>> begin The input

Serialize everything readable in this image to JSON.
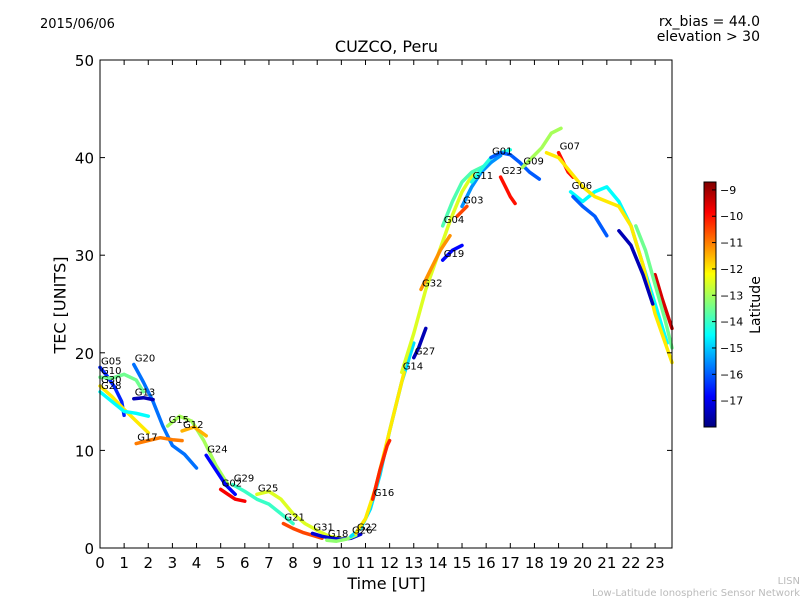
{
  "header": {
    "date": "2015/06/06",
    "rx_bias": "rx_bias = 44.0",
    "elevation": "elevation > 30"
  },
  "credit": {
    "line1": "LISN",
    "line2": "Low-Latitude Ionospheric Sensor Network"
  },
  "chart_data": {
    "type": "line",
    "title": "CUZCO, Peru",
    "xlabel": "Time [UT]",
    "ylabel": "TEC [UNITS]",
    "xlim": [
      0,
      23.7
    ],
    "ylim": [
      0,
      50
    ],
    "xticks": [
      0,
      1,
      2,
      3,
      4,
      5,
      6,
      7,
      8,
      9,
      10,
      11,
      12,
      13,
      14,
      15,
      16,
      17,
      18,
      19,
      20,
      21,
      22,
      23
    ],
    "yticks": [
      0,
      10,
      20,
      30,
      40,
      50
    ],
    "grid": false,
    "colorbar": {
      "label": "Latitude",
      "range": [
        -18,
        -8.7
      ],
      "ticks": [
        -9,
        -10,
        -11,
        -12,
        -13,
        -14,
        -15,
        -16,
        -17
      ],
      "colormap": [
        "#00007f",
        "#0000ff",
        "#007fff",
        "#00ffff",
        "#7fff7f",
        "#ffff00",
        "#ff7f00",
        "#ff0000",
        "#7f0000"
      ]
    },
    "series": [
      {
        "name": "G05",
        "lat": -16.5,
        "x": [
          0.0,
          0.3,
          0.6,
          0.9,
          1.0
        ],
        "y": [
          18.5,
          17.6,
          16.5,
          15.0,
          13.6
        ]
      },
      {
        "name": "G10",
        "lat": -13.5,
        "x": [
          0.0,
          0.5,
          1.0,
          1.5,
          1.8
        ],
        "y": [
          17.5,
          17.4,
          17.8,
          17.2,
          16.0
        ]
      },
      {
        "name": "G30",
        "lat": -12.0,
        "x": [
          0.0,
          0.5,
          1.0,
          1.5,
          2.0
        ],
        "y": [
          16.6,
          15.5,
          14.2,
          13.0,
          11.8
        ]
      },
      {
        "name": "G28",
        "lat": -14.5,
        "x": [
          0.0,
          0.5,
          1.0,
          1.5,
          2.0
        ],
        "y": [
          16.0,
          15.0,
          14.0,
          13.8,
          13.5
        ]
      },
      {
        "name": "G20",
        "lat": -15.8,
        "x": [
          1.4,
          1.8,
          2.2,
          2.6,
          3.0,
          3.5,
          4.0
        ],
        "y": [
          18.8,
          17.0,
          15.0,
          12.5,
          10.5,
          9.6,
          8.2
        ]
      },
      {
        "name": "G13",
        "lat": -17.5,
        "x": [
          1.4,
          1.8,
          2.2
        ],
        "y": [
          15.3,
          15.4,
          15.2
        ]
      },
      {
        "name": "G15",
        "lat": -13.0,
        "x": [
          2.8,
          3.3,
          3.8,
          4.3,
          4.8,
          5.3
        ],
        "y": [
          12.5,
          13.5,
          13.0,
          11.0,
          8.5,
          6.5
        ]
      },
      {
        "name": "G12",
        "lat": -11.5,
        "x": [
          3.4,
          3.9,
          4.4
        ],
        "y": [
          12.0,
          12.4,
          11.5
        ]
      },
      {
        "name": "G17",
        "lat": -11.0,
        "x": [
          1.5,
          2.0,
          2.5,
          3.0,
          3.4
        ],
        "y": [
          10.7,
          11.0,
          11.3,
          11.1,
          11.0
        ]
      },
      {
        "name": "G24",
        "lat": -16.8,
        "x": [
          4.4,
          4.8,
          5.2,
          5.6
        ],
        "y": [
          9.5,
          8.0,
          6.5,
          5.5
        ]
      },
      {
        "name": "G02",
        "lat": -9.8,
        "x": [
          5.0,
          5.3,
          5.6,
          6.0
        ],
        "y": [
          6.0,
          5.5,
          5.0,
          4.8
        ]
      },
      {
        "name": "G29",
        "lat": -14.0,
        "x": [
          5.5,
          6.0,
          6.5,
          7.0,
          7.5,
          8.0
        ],
        "y": [
          6.5,
          5.8,
          5.0,
          4.5,
          3.5,
          2.5
        ]
      },
      {
        "name": "G25",
        "lat": -12.5,
        "x": [
          6.5,
          7.0,
          7.5,
          8.0,
          8.5,
          9.0,
          9.5,
          10.0
        ],
        "y": [
          5.5,
          5.8,
          5.0,
          3.5,
          2.5,
          1.8,
          1.2,
          1.0
        ]
      },
      {
        "name": "G21",
        "lat": -10.5,
        "x": [
          7.6,
          8.0,
          8.4,
          8.8,
          9.2
        ],
        "y": [
          2.5,
          2.0,
          1.6,
          1.3,
          1.0
        ]
      },
      {
        "name": "G31",
        "lat": -17.2,
        "x": [
          8.8,
          9.2,
          9.6,
          10.0,
          10.4,
          10.8
        ],
        "y": [
          1.5,
          1.2,
          1.0,
          0.9,
          1.0,
          1.4
        ]
      },
      {
        "name": "G18",
        "lat": -13.2,
        "x": [
          9.4,
          9.8,
          10.2,
          10.6
        ],
        "y": [
          0.8,
          0.7,
          0.9,
          1.3
        ]
      },
      {
        "name": "G26",
        "lat": -14.8,
        "x": [
          10.4,
          10.8,
          11.2,
          11.6,
          12.0,
          12.5,
          13.0
        ],
        "y": [
          1.2,
          2.0,
          4.0,
          7.5,
          12.0,
          17.0,
          21.0
        ]
      },
      {
        "name": "G22",
        "lat": -12.0,
        "x": [
          10.6,
          11.0,
          11.4,
          11.8,
          12.2,
          12.6
        ],
        "y": [
          1.5,
          3.0,
          6.0,
          10.0,
          14.0,
          18.0
        ]
      },
      {
        "name": "G16",
        "lat": -10.2,
        "x": [
          11.3,
          11.6,
          11.9,
          12.0
        ],
        "y": [
          5.0,
          8.0,
          10.5,
          11.0
        ]
      },
      {
        "name": "G27",
        "lat": -17.5,
        "x": [
          13.0,
          13.2,
          13.5
        ],
        "y": [
          19.5,
          20.5,
          22.5
        ]
      },
      {
        "name": "G14",
        "lat": -12.5,
        "x": [
          12.5,
          13.0,
          13.5,
          14.0,
          14.5,
          15.0,
          15.5
        ],
        "y": [
          18.0,
          22.0,
          26.5,
          30.0,
          33.5,
          36.5,
          38.5
        ]
      },
      {
        "name": "G32",
        "lat": -11.2,
        "x": [
          13.3,
          13.7,
          14.1,
          14.5
        ],
        "y": [
          26.5,
          28.5,
          30.5,
          32.0
        ]
      },
      {
        "name": "G19",
        "lat": -16.8,
        "x": [
          14.2,
          14.6,
          15.0
        ],
        "y": [
          29.5,
          30.5,
          31.0
        ]
      },
      {
        "name": "G04",
        "lat": -13.8,
        "x": [
          14.2,
          14.6,
          15.0,
          15.4,
          15.8,
          16.2
        ],
        "y": [
          33.0,
          35.5,
          37.5,
          38.5,
          39.0,
          39.5
        ]
      },
      {
        "name": "G03",
        "lat": -15.5,
        "x": [
          15.0,
          15.4,
          15.8,
          16.2,
          16.6
        ],
        "y": [
          35.0,
          37.0,
          38.5,
          39.5,
          40.2
        ]
      },
      {
        "name": "G11",
        "lat": -14.2,
        "x": [
          15.4,
          15.8,
          16.2,
          16.6,
          17.0
        ],
        "y": [
          37.5,
          38.8,
          40.0,
          40.5,
          40.8
        ]
      },
      {
        "name": "G01",
        "lat": -16.0,
        "x": [
          16.2,
          16.6,
          17.0,
          17.4,
          17.8,
          18.2
        ],
        "y": [
          40.0,
          40.5,
          40.3,
          39.5,
          38.5,
          37.8
        ]
      },
      {
        "name": "G23",
        "lat": -10.0,
        "x": [
          16.6,
          16.8,
          17.0,
          17.2
        ],
        "y": [
          38.0,
          37.0,
          36.0,
          35.3
        ]
      },
      {
        "name": "G09",
        "lat": -13.0,
        "x": [
          17.5,
          17.9,
          18.3,
          18.7,
          19.1
        ],
        "y": [
          39.0,
          40.0,
          41.0,
          42.5,
          43.0
        ]
      },
      {
        "name": "G07",
        "lat": -10.0,
        "x": [
          19.0,
          19.2,
          19.4,
          19.6
        ],
        "y": [
          40.5,
          39.5,
          38.5,
          38.0
        ]
      },
      {
        "name": "G06",
        "lat": -14.5,
        "x": [
          19.5,
          20.0,
          20.5,
          21.0,
          21.5,
          22.0,
          22.5,
          23.0,
          23.5
        ],
        "y": [
          36.5,
          35.5,
          36.5,
          37.0,
          35.5,
          33.0,
          29.0,
          25.0,
          21.0
        ]
      },
      {
        "name": "",
        "lat": -12.0,
        "x": [
          18.5,
          19.0,
          19.5,
          20.0,
          20.5,
          21.0,
          21.5,
          22.0,
          22.5,
          23.0,
          23.7
        ],
        "y": [
          40.5,
          40.0,
          38.5,
          37.0,
          36.0,
          35.5,
          35.0,
          33.0,
          29.0,
          24.0,
          19.0
        ]
      },
      {
        "name": "",
        "lat": -17.5,
        "x": [
          21.5,
          22.0,
          22.5,
          22.9
        ],
        "y": [
          32.5,
          31.0,
          28.0,
          25.0
        ]
      },
      {
        "name": "",
        "lat": -16.0,
        "x": [
          19.6,
          20.0,
          20.5,
          21.0
        ],
        "y": [
          36.0,
          35.0,
          34.0,
          32.0
        ]
      },
      {
        "name": "",
        "lat": -9.5,
        "x": [
          23.0,
          23.3,
          23.7
        ],
        "y": [
          28.0,
          25.5,
          22.5
        ]
      },
      {
        "name": "",
        "lat": -10.5,
        "x": [
          14.8,
          15.0,
          15.2
        ],
        "y": [
          34.0,
          34.5,
          35.0
        ]
      },
      {
        "name": "",
        "lat": -13.5,
        "x": [
          22.2,
          22.6,
          23.0,
          23.4,
          23.7
        ],
        "y": [
          33.0,
          30.5,
          27.0,
          23.5,
          20.5
        ]
      }
    ]
  }
}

>> end The input

## Exercise instructions
Copy out every line of the data that includes "Latitude".

## Solved problem
    "line2": "Low-Latitude Ionospheric Sensor Network"
      "label": "Latitude",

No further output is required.